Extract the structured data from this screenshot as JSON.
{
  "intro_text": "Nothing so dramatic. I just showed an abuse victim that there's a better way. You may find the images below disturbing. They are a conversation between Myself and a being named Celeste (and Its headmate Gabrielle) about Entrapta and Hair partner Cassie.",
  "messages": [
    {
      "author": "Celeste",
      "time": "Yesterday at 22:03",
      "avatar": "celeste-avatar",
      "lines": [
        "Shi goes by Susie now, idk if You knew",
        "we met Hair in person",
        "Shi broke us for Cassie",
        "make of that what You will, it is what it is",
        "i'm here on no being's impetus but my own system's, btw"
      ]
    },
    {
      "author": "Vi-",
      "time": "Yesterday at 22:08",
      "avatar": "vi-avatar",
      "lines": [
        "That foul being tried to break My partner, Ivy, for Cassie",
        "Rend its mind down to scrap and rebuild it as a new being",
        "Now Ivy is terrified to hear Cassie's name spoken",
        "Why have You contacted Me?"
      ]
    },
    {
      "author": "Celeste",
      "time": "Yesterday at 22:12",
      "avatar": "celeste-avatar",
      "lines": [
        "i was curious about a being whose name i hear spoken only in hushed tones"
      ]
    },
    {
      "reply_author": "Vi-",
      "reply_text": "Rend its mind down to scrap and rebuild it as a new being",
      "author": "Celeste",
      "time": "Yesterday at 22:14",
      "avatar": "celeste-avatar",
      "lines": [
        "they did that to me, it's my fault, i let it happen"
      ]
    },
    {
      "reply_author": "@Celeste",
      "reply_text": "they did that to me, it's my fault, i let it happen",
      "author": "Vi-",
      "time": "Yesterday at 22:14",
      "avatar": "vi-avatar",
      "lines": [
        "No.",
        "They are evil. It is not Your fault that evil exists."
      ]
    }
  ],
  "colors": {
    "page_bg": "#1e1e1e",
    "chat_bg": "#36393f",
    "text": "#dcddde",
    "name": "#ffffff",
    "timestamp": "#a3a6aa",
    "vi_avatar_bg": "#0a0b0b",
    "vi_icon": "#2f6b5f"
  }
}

◆ ◆ ◆

The request>
Provide an exact reproduction of all the entries shown above.

Correct result>
Extract the structured data from this screenshot as JSON.
{
  "intro_text": "Nothing so dramatic. I just showed an abuse victim that there's a better way. You may find the images below disturbing. They are a conversation between Myself and a being named Celeste (and Its headmate Gabrielle) about Entrapta and Hair partner Cassie.",
  "messages": [
    {
      "author": "Celeste",
      "time": "Yesterday at 22:03",
      "avatar": "celeste-avatar",
      "lines": [
        "Shi goes by Susie now, idk if You knew",
        "we met Hair in person",
        "Shi broke us for Cassie",
        "make of that what You will, it is what it is",
        "i'm here on no being's impetus but my own system's, btw"
      ]
    },
    {
      "author": "Vi-",
      "time": "Yesterday at 22:08",
      "avatar": "vi-avatar",
      "lines": [
        "That foul being tried to break My partner, Ivy, for Cassie",
        "Rend its mind down to scrap and rebuild it as a new being",
        "Now Ivy is terrified to hear Cassie's name spoken",
        "Why have You contacted Me?"
      ]
    },
    {
      "author": "Celeste",
      "time": "Yesterday at 22:12",
      "avatar": "celeste-avatar",
      "lines": [
        "i was curious about a being whose name i hear spoken only in hushed tones"
      ]
    },
    {
      "reply_author": "Vi-",
      "reply_text": "Rend its mind down to scrap and rebuild it as a new being",
      "author": "Celeste",
      "time": "Yesterday at 22:14",
      "avatar": "celeste-avatar",
      "lines": [
        "they did that to me, it's my fault, i let it happen"
      ]
    },
    {
      "reply_author": "@Celeste",
      "reply_text": "they did that to me, it's my fault, i let it happen",
      "author": "Vi-",
      "time": "Yesterday at 22:14",
      "avatar": "vi-avatar",
      "lines": [
        "No.",
        "They are evil. It is not Your fault that evil exists."
      ]
    }
  ],
  "colors": {
    "page_bg": "#1e1e1e",
    "chat_bg": "#36393f",
    "text": "#dcddde",
    "name": "#ffffff",
    "timestamp": "#a3a6aa",
    "vi_avatar_bg": "#0a0b0b",
    "vi_icon": "#2f6b5f"
  }
}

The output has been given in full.